EXERCISE BRIEF
Please output every line of the material as it stands, without the pictures.

INPUT RECORDS

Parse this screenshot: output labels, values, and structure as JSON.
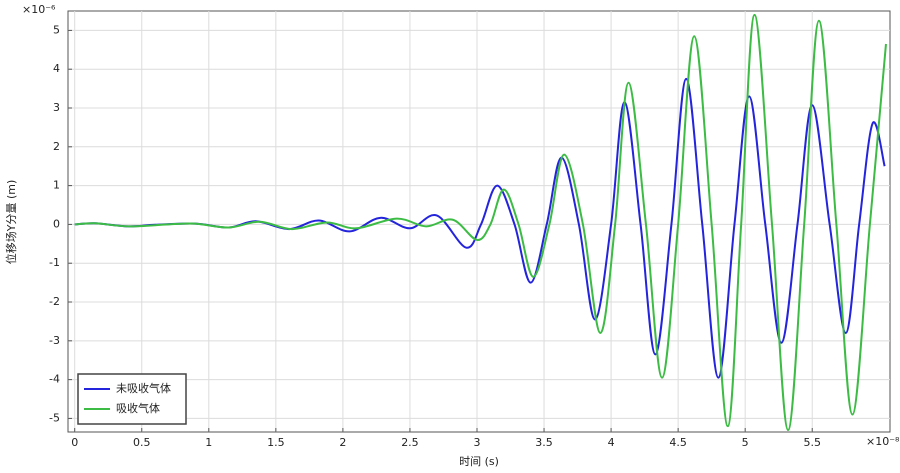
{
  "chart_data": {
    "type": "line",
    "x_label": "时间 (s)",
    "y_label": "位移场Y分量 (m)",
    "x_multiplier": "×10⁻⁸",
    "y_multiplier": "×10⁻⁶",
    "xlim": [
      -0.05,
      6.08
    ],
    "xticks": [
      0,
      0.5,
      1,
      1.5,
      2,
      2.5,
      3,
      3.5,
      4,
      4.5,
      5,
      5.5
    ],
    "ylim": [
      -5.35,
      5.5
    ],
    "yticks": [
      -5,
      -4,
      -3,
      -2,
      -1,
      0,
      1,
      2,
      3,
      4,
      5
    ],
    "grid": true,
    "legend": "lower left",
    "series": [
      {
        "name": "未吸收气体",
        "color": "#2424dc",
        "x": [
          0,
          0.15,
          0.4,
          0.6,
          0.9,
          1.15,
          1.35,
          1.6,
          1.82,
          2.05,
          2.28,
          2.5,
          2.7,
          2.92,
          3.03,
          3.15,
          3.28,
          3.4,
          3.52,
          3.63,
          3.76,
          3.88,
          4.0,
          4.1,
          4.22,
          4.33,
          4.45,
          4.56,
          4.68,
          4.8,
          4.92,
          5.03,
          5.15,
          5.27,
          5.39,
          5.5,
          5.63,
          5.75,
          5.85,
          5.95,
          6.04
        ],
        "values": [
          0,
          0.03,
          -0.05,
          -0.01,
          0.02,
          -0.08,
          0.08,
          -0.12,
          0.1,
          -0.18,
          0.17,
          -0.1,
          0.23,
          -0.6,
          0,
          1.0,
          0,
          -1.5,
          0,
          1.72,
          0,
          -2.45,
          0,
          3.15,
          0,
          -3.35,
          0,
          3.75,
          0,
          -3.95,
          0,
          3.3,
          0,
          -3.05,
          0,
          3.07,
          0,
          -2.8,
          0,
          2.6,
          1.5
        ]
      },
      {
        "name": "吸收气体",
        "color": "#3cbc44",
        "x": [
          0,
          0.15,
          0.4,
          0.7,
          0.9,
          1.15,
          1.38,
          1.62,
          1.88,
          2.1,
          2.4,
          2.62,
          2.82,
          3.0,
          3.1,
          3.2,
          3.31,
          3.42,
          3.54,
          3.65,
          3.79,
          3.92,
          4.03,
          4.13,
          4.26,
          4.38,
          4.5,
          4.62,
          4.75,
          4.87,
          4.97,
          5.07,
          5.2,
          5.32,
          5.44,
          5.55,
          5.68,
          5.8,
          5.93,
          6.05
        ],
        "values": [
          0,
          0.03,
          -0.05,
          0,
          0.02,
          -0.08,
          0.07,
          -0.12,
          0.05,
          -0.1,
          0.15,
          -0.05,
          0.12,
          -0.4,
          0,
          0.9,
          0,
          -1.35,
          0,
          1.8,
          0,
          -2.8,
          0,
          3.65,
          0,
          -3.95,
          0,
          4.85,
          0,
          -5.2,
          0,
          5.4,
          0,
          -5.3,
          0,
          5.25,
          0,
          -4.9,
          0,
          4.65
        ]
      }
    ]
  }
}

SOLUTION FOR THIS EXERCISE
Parse this screenshot: output labels, values, and structure as JSON.
{
  "chart_data": {
    "type": "line",
    "x_label": "时间 (s)",
    "y_label": "位移场Y分量 (m)",
    "x_multiplier": "×10⁻⁸",
    "y_multiplier": "×10⁻⁶",
    "xlim": [
      -0.05,
      6.08
    ],
    "xticks": [
      0,
      0.5,
      1,
      1.5,
      2,
      2.5,
      3,
      3.5,
      4,
      4.5,
      5,
      5.5
    ],
    "ylim": [
      -5.35,
      5.5
    ],
    "yticks": [
      -5,
      -4,
      -3,
      -2,
      -1,
      0,
      1,
      2,
      3,
      4,
      5
    ],
    "grid": true,
    "legend": "lower left",
    "series": [
      {
        "name": "未吸收气体",
        "color": "#2424dc",
        "x": [
          0,
          0.15,
          0.4,
          0.6,
          0.9,
          1.15,
          1.35,
          1.6,
          1.82,
          2.05,
          2.28,
          2.5,
          2.7,
          2.92,
          3.03,
          3.15,
          3.28,
          3.4,
          3.52,
          3.63,
          3.76,
          3.88,
          4.0,
          4.1,
          4.22,
          4.33,
          4.45,
          4.56,
          4.68,
          4.8,
          4.92,
          5.03,
          5.15,
          5.27,
          5.39,
          5.5,
          5.63,
          5.75,
          5.85,
          5.95,
          6.04
        ],
        "values": [
          0,
          0.03,
          -0.05,
          -0.01,
          0.02,
          -0.08,
          0.08,
          -0.12,
          0.1,
          -0.18,
          0.17,
          -0.1,
          0.23,
          -0.6,
          0,
          1.0,
          0,
          -1.5,
          0,
          1.72,
          0,
          -2.45,
          0,
          3.15,
          0,
          -3.35,
          0,
          3.75,
          0,
          -3.95,
          0,
          3.3,
          0,
          -3.05,
          0,
          3.07,
          0,
          -2.8,
          0,
          2.6,
          1.5
        ]
      },
      {
        "name": "吸收气体",
        "color": "#3cbc44",
        "x": [
          0,
          0.15,
          0.4,
          0.7,
          0.9,
          1.15,
          1.38,
          1.62,
          1.88,
          2.1,
          2.4,
          2.62,
          2.82,
          3.0,
          3.1,
          3.2,
          3.31,
          3.42,
          3.54,
          3.65,
          3.79,
          3.92,
          4.03,
          4.13,
          4.26,
          4.38,
          4.5,
          4.62,
          4.75,
          4.87,
          4.97,
          5.07,
          5.2,
          5.32,
          5.44,
          5.55,
          5.68,
          5.8,
          5.93,
          6.05
        ],
        "values": [
          0,
          0.03,
          -0.05,
          0,
          0.02,
          -0.08,
          0.07,
          -0.12,
          0.05,
          -0.1,
          0.15,
          -0.05,
          0.12,
          -0.4,
          0,
          0.9,
          0,
          -1.35,
          0,
          1.8,
          0,
          -2.8,
          0,
          3.65,
          0,
          -3.95,
          0,
          4.85,
          0,
          -5.2,
          0,
          5.4,
          0,
          -5.3,
          0,
          5.25,
          0,
          -4.9,
          0,
          4.65
        ]
      }
    ]
  }
}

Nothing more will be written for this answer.